Start with the line containing "Extract all readable text from this page." and write out each line through the end of the listing, exactly as given.

[Stored entries]

....

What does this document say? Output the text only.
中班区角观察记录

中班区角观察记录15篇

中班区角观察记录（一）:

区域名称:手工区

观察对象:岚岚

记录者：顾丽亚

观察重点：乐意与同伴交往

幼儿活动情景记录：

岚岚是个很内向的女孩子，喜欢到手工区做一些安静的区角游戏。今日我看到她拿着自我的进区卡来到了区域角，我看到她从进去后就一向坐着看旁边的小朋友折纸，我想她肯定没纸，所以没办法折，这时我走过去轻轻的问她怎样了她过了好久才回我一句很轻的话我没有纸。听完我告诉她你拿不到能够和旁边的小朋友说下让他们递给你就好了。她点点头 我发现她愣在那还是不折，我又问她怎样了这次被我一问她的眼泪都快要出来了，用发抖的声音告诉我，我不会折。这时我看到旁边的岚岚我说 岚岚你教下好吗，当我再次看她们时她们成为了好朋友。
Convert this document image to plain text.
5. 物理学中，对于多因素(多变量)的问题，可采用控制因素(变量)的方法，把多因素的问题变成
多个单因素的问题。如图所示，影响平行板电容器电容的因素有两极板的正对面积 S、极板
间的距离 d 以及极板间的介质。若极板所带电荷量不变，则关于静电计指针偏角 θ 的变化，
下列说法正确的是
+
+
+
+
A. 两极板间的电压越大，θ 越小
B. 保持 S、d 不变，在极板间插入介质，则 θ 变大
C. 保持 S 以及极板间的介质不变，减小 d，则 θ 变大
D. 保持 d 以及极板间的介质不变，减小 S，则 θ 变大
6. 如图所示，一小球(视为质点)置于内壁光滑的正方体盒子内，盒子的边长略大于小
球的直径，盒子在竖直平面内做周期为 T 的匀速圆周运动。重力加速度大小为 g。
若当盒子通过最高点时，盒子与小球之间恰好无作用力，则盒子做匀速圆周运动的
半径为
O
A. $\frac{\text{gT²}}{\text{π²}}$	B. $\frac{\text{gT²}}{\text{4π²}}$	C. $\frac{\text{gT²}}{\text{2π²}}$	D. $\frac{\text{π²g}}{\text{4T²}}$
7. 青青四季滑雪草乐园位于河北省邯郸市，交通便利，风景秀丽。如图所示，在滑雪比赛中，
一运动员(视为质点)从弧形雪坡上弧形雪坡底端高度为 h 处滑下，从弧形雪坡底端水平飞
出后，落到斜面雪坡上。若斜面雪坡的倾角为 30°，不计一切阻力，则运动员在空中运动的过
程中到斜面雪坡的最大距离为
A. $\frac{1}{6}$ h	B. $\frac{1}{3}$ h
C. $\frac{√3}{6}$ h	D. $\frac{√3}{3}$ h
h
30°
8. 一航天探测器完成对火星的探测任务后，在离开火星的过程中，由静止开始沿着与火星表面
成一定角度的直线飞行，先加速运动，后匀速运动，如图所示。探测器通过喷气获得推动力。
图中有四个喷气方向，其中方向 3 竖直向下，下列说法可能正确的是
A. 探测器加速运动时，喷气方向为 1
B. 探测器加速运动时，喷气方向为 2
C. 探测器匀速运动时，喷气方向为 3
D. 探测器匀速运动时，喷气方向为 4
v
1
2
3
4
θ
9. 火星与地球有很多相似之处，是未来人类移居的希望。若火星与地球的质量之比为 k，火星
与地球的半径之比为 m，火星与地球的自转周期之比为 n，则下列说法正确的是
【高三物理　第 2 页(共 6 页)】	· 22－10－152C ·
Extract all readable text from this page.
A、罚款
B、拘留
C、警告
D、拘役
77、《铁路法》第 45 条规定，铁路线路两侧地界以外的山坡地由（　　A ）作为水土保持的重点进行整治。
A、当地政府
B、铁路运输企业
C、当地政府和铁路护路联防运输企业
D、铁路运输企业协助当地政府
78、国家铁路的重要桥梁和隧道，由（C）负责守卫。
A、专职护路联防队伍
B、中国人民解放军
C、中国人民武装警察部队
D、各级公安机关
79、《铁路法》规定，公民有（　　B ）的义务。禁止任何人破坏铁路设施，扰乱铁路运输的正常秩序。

....

Answer to the exercise —
Extract all readable text from this page.
A、罚款
B、拘留
C、警告
D、拘役
77、《铁路法》第 45 条规定，铁路线路两侧地界以外的山坡地由（　　A ）作为水土保持的重点进行整治。
A、当地政府
B、铁路运输企业
C、当地政府和铁路护路联防运输企业
D、铁路运输企业协助当地政府
78、国家铁路的重要桥梁和隧道，由（C）负责守卫。
A、专职护路联防队伍
B、中国人民解放军
C、中国人民武装警察部队
D、各级公安机关
79、《铁路法》规定，公民有（　　B ）的义务。禁止任何人破坏铁路设施，扰乱铁路运输的正常秩序。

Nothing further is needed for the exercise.